Work out how many lines include "Advanced" and answer with that number only.
****
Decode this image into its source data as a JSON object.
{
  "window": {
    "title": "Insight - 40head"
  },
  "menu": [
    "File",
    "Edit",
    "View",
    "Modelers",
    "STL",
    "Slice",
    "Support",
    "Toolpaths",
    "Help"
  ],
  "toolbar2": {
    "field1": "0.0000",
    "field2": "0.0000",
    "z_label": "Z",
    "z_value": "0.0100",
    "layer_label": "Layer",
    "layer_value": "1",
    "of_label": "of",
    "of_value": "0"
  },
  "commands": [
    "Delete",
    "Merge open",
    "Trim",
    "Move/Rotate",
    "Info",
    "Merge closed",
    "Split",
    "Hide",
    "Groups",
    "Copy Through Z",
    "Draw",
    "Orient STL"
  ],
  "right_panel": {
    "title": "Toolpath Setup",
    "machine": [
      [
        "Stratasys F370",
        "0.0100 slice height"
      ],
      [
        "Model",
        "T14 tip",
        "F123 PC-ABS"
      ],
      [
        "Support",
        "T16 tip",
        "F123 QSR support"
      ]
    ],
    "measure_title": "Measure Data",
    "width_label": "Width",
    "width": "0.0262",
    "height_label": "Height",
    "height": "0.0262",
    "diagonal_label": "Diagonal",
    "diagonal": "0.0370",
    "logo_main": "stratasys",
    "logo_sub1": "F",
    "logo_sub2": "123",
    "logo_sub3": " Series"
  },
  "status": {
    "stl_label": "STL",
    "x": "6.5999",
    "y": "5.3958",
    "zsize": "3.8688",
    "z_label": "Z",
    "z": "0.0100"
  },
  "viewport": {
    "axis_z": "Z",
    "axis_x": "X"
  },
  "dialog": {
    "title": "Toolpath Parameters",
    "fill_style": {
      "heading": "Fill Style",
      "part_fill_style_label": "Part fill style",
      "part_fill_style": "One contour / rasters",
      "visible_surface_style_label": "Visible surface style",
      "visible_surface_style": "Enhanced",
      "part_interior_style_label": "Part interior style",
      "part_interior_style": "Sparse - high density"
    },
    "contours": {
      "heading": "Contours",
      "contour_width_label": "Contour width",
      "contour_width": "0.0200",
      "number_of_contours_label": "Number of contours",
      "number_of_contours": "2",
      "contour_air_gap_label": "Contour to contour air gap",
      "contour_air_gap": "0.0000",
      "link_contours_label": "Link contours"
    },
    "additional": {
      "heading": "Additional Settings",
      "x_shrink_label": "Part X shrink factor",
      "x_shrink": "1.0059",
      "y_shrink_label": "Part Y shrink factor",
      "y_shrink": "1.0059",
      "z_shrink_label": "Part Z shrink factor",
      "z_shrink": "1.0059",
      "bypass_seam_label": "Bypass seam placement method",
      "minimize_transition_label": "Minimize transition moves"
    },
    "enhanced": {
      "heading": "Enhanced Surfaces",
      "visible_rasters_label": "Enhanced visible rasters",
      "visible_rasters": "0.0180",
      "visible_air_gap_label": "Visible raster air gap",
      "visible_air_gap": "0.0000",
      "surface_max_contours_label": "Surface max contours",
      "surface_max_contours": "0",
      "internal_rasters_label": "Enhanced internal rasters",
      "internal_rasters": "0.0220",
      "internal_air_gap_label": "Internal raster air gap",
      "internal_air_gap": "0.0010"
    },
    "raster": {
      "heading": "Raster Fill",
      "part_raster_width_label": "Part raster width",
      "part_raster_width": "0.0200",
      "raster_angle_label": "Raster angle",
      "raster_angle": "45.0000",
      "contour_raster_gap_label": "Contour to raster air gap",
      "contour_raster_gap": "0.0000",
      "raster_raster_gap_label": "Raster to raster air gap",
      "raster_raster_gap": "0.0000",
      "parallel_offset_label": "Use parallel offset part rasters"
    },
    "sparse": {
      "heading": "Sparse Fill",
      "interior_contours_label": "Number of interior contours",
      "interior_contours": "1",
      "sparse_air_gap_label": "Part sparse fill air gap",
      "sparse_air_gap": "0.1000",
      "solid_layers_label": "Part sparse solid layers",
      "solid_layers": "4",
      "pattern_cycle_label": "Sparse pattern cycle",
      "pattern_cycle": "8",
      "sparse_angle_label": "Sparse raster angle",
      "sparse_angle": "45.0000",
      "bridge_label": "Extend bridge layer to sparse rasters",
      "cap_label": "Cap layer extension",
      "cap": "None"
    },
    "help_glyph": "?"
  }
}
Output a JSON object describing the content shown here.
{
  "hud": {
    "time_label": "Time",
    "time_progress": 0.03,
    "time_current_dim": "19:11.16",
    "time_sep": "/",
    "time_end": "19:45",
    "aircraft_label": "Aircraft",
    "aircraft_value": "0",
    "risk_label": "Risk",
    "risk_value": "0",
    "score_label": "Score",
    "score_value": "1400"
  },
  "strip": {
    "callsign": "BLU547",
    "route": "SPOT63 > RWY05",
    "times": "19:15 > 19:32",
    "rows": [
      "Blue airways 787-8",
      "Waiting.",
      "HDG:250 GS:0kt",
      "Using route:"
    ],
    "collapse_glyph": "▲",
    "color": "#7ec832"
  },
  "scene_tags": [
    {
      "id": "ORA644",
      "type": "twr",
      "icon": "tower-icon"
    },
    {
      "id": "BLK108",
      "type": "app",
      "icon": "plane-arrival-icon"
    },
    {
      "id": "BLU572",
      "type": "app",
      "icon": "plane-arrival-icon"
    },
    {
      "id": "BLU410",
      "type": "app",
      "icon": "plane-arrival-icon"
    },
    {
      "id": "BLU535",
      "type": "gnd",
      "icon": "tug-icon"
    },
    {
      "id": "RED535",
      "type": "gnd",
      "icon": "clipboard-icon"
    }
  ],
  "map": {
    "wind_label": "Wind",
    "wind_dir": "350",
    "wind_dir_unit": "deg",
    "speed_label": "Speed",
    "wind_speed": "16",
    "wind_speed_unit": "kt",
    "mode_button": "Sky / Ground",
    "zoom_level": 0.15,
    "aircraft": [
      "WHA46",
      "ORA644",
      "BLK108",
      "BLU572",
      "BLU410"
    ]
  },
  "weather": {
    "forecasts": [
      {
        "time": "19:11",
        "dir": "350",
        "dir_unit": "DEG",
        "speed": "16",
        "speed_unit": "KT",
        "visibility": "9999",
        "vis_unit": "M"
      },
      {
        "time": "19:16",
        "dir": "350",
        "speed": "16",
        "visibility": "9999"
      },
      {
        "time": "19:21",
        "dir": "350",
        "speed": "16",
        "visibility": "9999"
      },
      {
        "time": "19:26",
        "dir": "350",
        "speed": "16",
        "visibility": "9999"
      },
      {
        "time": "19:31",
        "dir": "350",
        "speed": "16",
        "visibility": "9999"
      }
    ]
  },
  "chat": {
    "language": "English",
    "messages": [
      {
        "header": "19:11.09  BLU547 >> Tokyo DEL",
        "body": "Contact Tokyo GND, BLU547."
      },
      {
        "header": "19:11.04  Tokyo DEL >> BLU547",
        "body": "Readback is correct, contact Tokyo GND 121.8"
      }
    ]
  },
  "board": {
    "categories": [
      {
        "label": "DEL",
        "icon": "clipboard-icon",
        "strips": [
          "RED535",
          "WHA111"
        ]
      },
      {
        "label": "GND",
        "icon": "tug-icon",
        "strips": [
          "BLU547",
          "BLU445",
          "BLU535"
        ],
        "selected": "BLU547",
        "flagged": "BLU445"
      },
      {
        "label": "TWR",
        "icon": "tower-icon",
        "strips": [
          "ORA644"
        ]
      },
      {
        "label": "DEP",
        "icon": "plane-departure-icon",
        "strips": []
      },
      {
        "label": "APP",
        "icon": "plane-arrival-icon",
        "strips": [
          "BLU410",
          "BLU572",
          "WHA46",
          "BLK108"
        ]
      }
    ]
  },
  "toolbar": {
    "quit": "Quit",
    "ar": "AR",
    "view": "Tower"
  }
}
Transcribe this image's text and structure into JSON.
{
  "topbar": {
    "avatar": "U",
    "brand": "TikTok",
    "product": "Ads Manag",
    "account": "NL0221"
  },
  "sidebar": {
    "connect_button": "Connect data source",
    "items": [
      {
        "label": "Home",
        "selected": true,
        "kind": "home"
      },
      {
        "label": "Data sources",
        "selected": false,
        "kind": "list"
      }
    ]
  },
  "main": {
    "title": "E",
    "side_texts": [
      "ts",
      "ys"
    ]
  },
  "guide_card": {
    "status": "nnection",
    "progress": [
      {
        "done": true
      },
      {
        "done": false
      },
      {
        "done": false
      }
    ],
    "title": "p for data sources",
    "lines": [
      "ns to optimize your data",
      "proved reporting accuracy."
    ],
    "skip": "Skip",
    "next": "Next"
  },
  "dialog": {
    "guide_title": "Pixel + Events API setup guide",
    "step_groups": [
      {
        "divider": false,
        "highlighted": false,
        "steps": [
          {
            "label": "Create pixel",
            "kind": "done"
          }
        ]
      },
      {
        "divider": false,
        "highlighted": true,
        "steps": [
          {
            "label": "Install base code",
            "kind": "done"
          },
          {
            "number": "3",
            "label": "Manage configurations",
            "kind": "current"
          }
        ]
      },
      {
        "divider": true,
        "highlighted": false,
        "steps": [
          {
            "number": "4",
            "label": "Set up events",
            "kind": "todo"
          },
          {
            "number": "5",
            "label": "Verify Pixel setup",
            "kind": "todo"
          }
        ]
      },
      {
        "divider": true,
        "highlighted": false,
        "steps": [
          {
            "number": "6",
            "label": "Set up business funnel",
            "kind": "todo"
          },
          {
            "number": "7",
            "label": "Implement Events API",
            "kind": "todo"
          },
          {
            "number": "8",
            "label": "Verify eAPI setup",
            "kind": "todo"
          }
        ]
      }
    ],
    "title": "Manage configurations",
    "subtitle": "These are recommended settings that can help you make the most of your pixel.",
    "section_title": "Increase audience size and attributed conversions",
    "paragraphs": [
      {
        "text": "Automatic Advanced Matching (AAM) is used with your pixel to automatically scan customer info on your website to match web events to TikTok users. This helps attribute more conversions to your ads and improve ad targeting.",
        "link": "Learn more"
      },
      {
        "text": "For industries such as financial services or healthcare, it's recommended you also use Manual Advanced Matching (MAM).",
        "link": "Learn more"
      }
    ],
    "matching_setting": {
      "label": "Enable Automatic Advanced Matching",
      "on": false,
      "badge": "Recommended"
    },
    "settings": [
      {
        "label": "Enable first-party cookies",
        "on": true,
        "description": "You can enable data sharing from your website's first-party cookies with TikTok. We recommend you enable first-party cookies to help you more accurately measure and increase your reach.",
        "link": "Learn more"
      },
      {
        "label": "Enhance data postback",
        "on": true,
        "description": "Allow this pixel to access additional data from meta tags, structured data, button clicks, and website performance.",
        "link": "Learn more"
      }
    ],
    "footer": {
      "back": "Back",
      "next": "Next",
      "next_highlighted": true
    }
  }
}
****
## Answer to the exercise
3